WRITTEN INSTRUCTION: A faithful transcription of all the data is required.

--- SUPPLIED ENTRIES ---

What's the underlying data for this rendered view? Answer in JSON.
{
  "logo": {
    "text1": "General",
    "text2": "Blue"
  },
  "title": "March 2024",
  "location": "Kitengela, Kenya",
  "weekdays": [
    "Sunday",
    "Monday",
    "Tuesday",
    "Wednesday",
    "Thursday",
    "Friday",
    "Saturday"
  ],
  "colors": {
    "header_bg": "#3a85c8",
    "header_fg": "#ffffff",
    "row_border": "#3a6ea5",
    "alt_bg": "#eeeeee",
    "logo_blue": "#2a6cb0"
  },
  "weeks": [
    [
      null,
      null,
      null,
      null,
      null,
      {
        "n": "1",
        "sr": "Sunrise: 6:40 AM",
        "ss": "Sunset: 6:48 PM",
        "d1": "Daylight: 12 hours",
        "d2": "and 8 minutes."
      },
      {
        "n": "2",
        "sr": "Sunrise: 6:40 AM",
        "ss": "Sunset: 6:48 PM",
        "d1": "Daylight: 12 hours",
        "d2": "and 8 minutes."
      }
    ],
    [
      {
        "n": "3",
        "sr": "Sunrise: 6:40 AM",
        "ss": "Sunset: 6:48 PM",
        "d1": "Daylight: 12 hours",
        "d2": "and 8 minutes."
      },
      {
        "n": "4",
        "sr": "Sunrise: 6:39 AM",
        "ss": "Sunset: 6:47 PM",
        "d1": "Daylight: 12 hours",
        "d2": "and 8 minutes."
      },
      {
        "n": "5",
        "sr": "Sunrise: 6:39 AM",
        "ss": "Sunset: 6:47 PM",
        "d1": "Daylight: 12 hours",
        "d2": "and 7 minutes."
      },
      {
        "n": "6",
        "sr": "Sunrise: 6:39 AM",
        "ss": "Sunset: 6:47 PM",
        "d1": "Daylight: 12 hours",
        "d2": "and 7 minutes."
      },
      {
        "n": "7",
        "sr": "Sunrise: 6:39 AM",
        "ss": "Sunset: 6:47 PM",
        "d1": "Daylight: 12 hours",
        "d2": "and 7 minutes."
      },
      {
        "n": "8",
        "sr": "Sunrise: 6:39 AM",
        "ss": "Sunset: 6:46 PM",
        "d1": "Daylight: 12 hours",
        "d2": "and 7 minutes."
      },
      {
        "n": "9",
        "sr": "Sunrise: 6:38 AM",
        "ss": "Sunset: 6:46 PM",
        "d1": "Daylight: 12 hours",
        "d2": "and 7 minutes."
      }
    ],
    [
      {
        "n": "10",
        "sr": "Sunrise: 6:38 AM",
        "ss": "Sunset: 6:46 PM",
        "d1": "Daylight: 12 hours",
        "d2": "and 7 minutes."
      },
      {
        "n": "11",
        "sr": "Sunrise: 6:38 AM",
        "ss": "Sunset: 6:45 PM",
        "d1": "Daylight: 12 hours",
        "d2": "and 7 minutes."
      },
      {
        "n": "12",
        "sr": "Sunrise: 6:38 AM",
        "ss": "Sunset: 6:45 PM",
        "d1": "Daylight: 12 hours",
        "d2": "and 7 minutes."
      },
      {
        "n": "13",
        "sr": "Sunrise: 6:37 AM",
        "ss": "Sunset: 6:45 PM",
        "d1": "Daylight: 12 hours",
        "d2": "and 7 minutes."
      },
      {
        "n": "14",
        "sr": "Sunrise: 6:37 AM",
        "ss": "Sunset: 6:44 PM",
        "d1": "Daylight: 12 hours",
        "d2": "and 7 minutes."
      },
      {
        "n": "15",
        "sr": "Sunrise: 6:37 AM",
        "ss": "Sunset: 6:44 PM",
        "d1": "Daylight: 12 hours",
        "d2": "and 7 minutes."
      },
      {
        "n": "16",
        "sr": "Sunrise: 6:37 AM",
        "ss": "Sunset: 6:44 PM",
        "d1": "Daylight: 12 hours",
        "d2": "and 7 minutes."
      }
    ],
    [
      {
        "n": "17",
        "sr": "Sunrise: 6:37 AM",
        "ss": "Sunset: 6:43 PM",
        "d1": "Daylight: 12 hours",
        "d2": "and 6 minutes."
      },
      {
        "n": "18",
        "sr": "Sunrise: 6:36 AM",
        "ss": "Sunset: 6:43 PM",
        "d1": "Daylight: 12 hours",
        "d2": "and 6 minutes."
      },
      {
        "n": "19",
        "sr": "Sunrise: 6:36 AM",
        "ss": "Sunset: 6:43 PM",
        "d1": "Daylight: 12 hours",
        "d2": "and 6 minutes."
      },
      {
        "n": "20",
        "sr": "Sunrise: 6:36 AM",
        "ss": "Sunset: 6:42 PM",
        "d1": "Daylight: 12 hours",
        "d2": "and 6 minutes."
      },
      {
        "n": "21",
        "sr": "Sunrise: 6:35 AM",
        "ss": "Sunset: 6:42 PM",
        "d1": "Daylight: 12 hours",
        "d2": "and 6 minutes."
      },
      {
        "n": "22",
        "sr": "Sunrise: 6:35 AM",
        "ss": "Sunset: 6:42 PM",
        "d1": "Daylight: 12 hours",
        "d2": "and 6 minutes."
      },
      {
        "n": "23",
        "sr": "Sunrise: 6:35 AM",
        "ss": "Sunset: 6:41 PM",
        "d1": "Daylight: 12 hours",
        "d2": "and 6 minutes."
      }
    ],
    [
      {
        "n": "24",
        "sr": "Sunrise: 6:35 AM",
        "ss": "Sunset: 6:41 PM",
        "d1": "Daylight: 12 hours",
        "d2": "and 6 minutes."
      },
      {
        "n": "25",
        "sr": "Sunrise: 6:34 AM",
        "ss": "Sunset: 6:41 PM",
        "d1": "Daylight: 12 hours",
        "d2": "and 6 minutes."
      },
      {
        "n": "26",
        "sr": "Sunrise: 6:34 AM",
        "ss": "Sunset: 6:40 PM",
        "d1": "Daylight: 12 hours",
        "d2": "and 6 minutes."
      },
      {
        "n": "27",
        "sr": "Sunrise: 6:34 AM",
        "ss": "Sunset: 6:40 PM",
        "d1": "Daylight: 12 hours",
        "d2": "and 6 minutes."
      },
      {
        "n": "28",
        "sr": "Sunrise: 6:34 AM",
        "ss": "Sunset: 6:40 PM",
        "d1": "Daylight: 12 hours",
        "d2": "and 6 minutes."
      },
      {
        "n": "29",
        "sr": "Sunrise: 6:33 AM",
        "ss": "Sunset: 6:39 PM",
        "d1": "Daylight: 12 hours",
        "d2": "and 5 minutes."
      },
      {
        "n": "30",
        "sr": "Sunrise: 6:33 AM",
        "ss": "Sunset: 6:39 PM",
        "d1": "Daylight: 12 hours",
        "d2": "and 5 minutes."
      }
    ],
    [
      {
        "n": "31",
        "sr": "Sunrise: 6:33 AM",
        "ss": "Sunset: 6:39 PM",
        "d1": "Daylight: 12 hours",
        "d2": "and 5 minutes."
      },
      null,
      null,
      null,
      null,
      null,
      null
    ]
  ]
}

---

ANSWER TO THIS EXERCISE:
What's the underlying data for this rendered view? Answer in JSON.
{
  "logo": {
    "text1": "General",
    "text2": "Blue"
  },
  "title": "March 2024",
  "location": "Kitengela, Kenya",
  "weekdays": [
    "Sunday",
    "Monday",
    "Tuesday",
    "Wednesday",
    "Thursday",
    "Friday",
    "Saturday"
  ],
  "colors": {
    "header_bg": "#3a85c8",
    "header_fg": "#ffffff",
    "row_border": "#3a6ea5",
    "alt_bg": "#eeeeee",
    "logo_blue": "#2a6cb0"
  },
  "weeks": [
    [
      null,
      null,
      null,
      null,
      null,
      {
        "n": "1",
        "sr": "Sunrise: 6:40 AM",
        "ss": "Sunset: 6:48 PM",
        "d1": "Daylight: 12 hours",
        "d2": "and 8 minutes."
      },
      {
        "n": "2",
        "sr": "Sunrise: 6:40 AM",
        "ss": "Sunset: 6:48 PM",
        "d1": "Daylight: 12 hours",
        "d2": "and 8 minutes."
      }
    ],
    [
      {
        "n": "3",
        "sr": "Sunrise: 6:40 AM",
        "ss": "Sunset: 6:48 PM",
        "d1": "Daylight: 12 hours",
        "d2": "and 8 minutes."
      },
      {
        "n": "4",
        "sr": "Sunrise: 6:39 AM",
        "ss": "Sunset: 6:47 PM",
        "d1": "Daylight: 12 hours",
        "d2": "and 8 minutes."
      },
      {
        "n": "5",
        "sr": "Sunrise: 6:39 AM",
        "ss": "Sunset: 6:47 PM",
        "d1": "Daylight: 12 hours",
        "d2": "and 7 minutes."
      },
      {
        "n": "6",
        "sr": "Sunrise: 6:39 AM",
        "ss": "Sunset: 6:47 PM",
        "d1": "Daylight: 12 hours",
        "d2": "and 7 minutes."
      },
      {
        "n": "7",
        "sr": "Sunrise: 6:39 AM",
        "ss": "Sunset: 6:47 PM",
        "d1": "Daylight: 12 hours",
        "d2": "and 7 minutes."
      },
      {
        "n": "8",
        "sr": "Sunrise: 6:39 AM",
        "ss": "Sunset: 6:46 PM",
        "d1": "Daylight: 12 hours",
        "d2": "and 7 minutes."
      },
      {
        "n": "9",
        "sr": "Sunrise: 6:38 AM",
        "ss": "Sunset: 6:46 PM",
        "d1": "Daylight: 12 hours",
        "d2": "and 7 minutes."
      }
    ],
    [
      {
        "n": "10",
        "sr": "Sunrise: 6:38 AM",
        "ss": "Sunset: 6:46 PM",
        "d1": "Daylight: 12 hours",
        "d2": "and 7 minutes."
      },
      {
        "n": "11",
        "sr": "Sunrise: 6:38 AM",
        "ss": "Sunset: 6:45 PM",
        "d1": "Daylight: 12 hours",
        "d2": "and 7 minutes."
      },
      {
        "n": "12",
        "sr": "Sunrise: 6:38 AM",
        "ss": "Sunset: 6:45 PM",
        "d1": "Daylight: 12 hours",
        "d2": "and 7 minutes."
      },
      {
        "n": "13",
        "sr": "Sunrise: 6:37 AM",
        "ss": "Sunset: 6:45 PM",
        "d1": "Daylight: 12 hours",
        "d2": "and 7 minutes."
      },
      {
        "n": "14",
        "sr": "Sunrise: 6:37 AM",
        "ss": "Sunset: 6:44 PM",
        "d1": "Daylight: 12 hours",
        "d2": "and 7 minutes."
      },
      {
        "n": "15",
        "sr": "Sunrise: 6:37 AM",
        "ss": "Sunset: 6:44 PM",
        "d1": "Daylight: 12 hours",
        "d2": "and 7 minutes."
      },
      {
        "n": "16",
        "sr": "Sunrise: 6:37 AM",
        "ss": "Sunset: 6:44 PM",
        "d1": "Daylight: 12 hours",
        "d2": "and 7 minutes."
      }
    ],
    [
      {
        "n": "17",
        "sr": "Sunrise: 6:37 AM",
        "ss": "Sunset: 6:43 PM",
        "d1": "Daylight: 12 hours",
        "d2": "and 6 minutes."
      },
      {
        "n": "18",
        "sr": "Sunrise: 6:36 AM",
        "ss": "Sunset: 6:43 PM",
        "d1": "Daylight: 12 hours",
        "d2": "and 6 minutes."
      },
      {
        "n": "19",
        "sr": "Sunrise: 6:36 AM",
        "ss": "Sunset: 6:43 PM",
        "d1": "Daylight: 12 hours",
        "d2": "and 6 minutes."
      },
      {
        "n": "20",
        "sr": "Sunrise: 6:36 AM",
        "ss": "Sunset: 6:42 PM",
        "d1": "Daylight: 12 hours",
        "d2": "and 6 minutes."
      },
      {
        "n": "21",
        "sr": "Sunrise: 6:35 AM",
        "ss": "Sunset: 6:42 PM",
        "d1": "Daylight: 12 hours",
        "d2": "and 6 minutes."
      },
      {
        "n": "22",
        "sr": "Sunrise: 6:35 AM",
        "ss": "Sunset: 6:42 PM",
        "d1": "Daylight: 12 hours",
        "d2": "and 6 minutes."
      },
      {
        "n": "23",
        "sr": "Sunrise: 6:35 AM",
        "ss": "Sunset: 6:41 PM",
        "d1": "Daylight: 12 hours",
        "d2": "and 6 minutes."
      }
    ],
    [
      {
        "n": "24",
        "sr": "Sunrise: 6:35 AM",
        "ss": "Sunset: 6:41 PM",
        "d1": "Daylight: 12 hours",
        "d2": "and 6 minutes."
      },
      {
        "n": "25",
        "sr": "Sunrise: 6:34 AM",
        "ss": "Sunset: 6:41 PM",
        "d1": "Daylight: 12 hours",
        "d2": "and 6 minutes."
      },
      {
        "n": "26",
        "sr": "Sunrise: 6:34 AM",
        "ss": "Sunset: 6:40 PM",
        "d1": "Daylight: 12 hours",
        "d2": "and 6 minutes."
      },
      {
        "n": "27",
        "sr": "Sunrise: 6:34 AM",
        "ss": "Sunset: 6:40 PM",
        "d1": "Daylight: 12 hours",
        "d2": "and 6 minutes."
      },
      {
        "n": "28",
        "sr": "Sunrise: 6:34 AM",
        "ss": "Sunset: 6:40 PM",
        "d1": "Daylight: 12 hours",
        "d2": "and 6 minutes."
      },
      {
        "n": "29",
        "sr": "Sunrise: 6:33 AM",
        "ss": "Sunset: 6:39 PM",
        "d1": "Daylight: 12 hours",
        "d2": "and 5 minutes."
      },
      {
        "n": "30",
        "sr": "Sunrise: 6:33 AM",
        "ss": "Sunset: 6:39 PM",
        "d1": "Daylight: 12 hours",
        "d2": "and 5 minutes."
      }
    ],
    [
      {
        "n": "31",
        "sr": "Sunrise: 6:33 AM",
        "ss": "Sunset: 6:39 PM",
        "d1": "Daylight: 12 hours",
        "d2": "and 5 minutes."
      },
      null,
      null,
      null,
      null,
      null,
      null
    ]
  ]
}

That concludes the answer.